• **PAGE EXCERPT**:

Wilson added that out of the 11 studies he and colleagues conducted on alone time, the results all indicated the majority of people preferred an external activity to doing absolutely nothing, even if the environment was designed to be peaceful and comfortable. The preference was the same regardless of an individual’s age, and while study participants indicated even if they enjoyed the alone time, it was more difficult to concentrate with no music, phone, book, or similar quiet activity.
In fact, without any activity to pass the time, most people said it was not enjoyable.
“That was surprising that even older people did not show any particular fondness for being alone thinking,” said Wilson. “We found that about a third admitted that they had ‘cheated’ at home by engaging in some activity, such as listening to music or using a cell phone, or leaving their chair. And they didn’t enjoy this experience any more at home than at the lab.”
Not surprisingly, the experience of alone time was only enjoyable when people were given a quiet activity, but this also encouraged researchers to ask the question: “Would they rather do an unpleasant activity than no activity at all?”

• **EXERCISE REQUIREMENTS**:
[1] Condense the paragraph of the passage on alone time studies that begins "Wilson added that out of the 11 studies," keeping its main facts.
[2] Carry on the passage on alone time studies, starting after its final sentence.
The material after this point comes from a separate source.

• **DATASET SECTION**:
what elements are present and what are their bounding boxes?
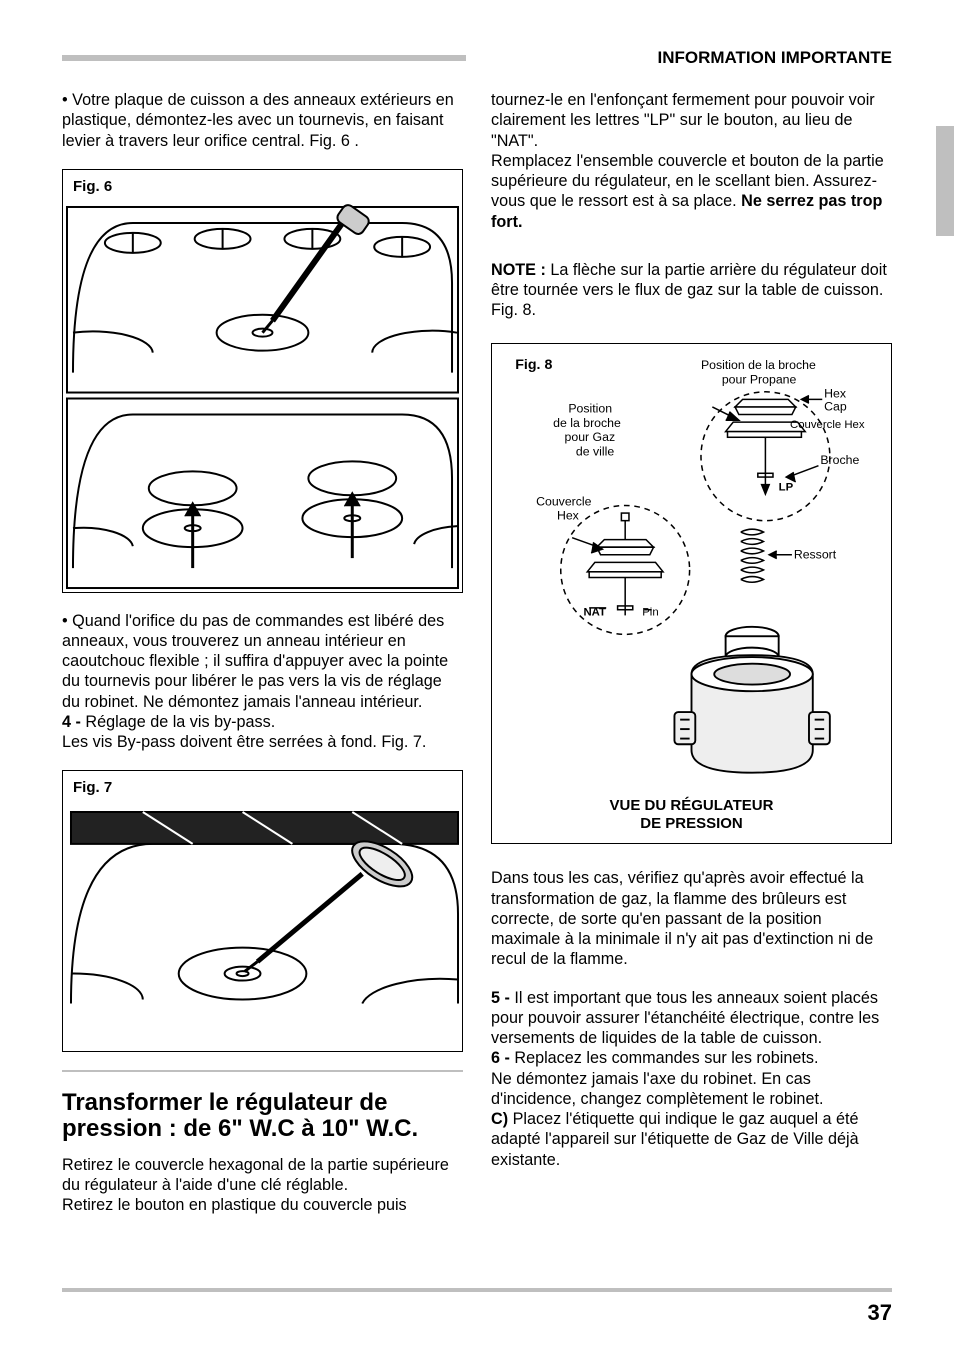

• **THE RESPONSES**:
[1] In all 11 of Wilson and colleagues' studies on alone time, most people preferred an external activity to doing nothing, even in a peaceful, comfortable setting. Age made no difference. Participants said that even when they enjoyed the time alone, concentrating was harder without music, a phone, a book or a similar quiet activity.

[2]
The answer was yes; many people would rather do something unpleasant, like self-administer electric shocks. The majority of these individuals, however, were men, and researchers explained this was likely because men tend to seek “sensations” to pass the time whereas women are content with activities like reading.
“What is striking,” the investigators write, “is that simply being alone with their own thoughts for 15 minutes was apparently so aversive that it drove many participants to self-administer an electric shock that they had earlier said they would pay to avoid.”
“The mind is designed to engage with the world,” added Wilson. “Even when we are by ourselves, our focus usually is on the outside world. And without training in meditation or thought-control techniques, which still are difficult, most people would prefer to engage in external activities.”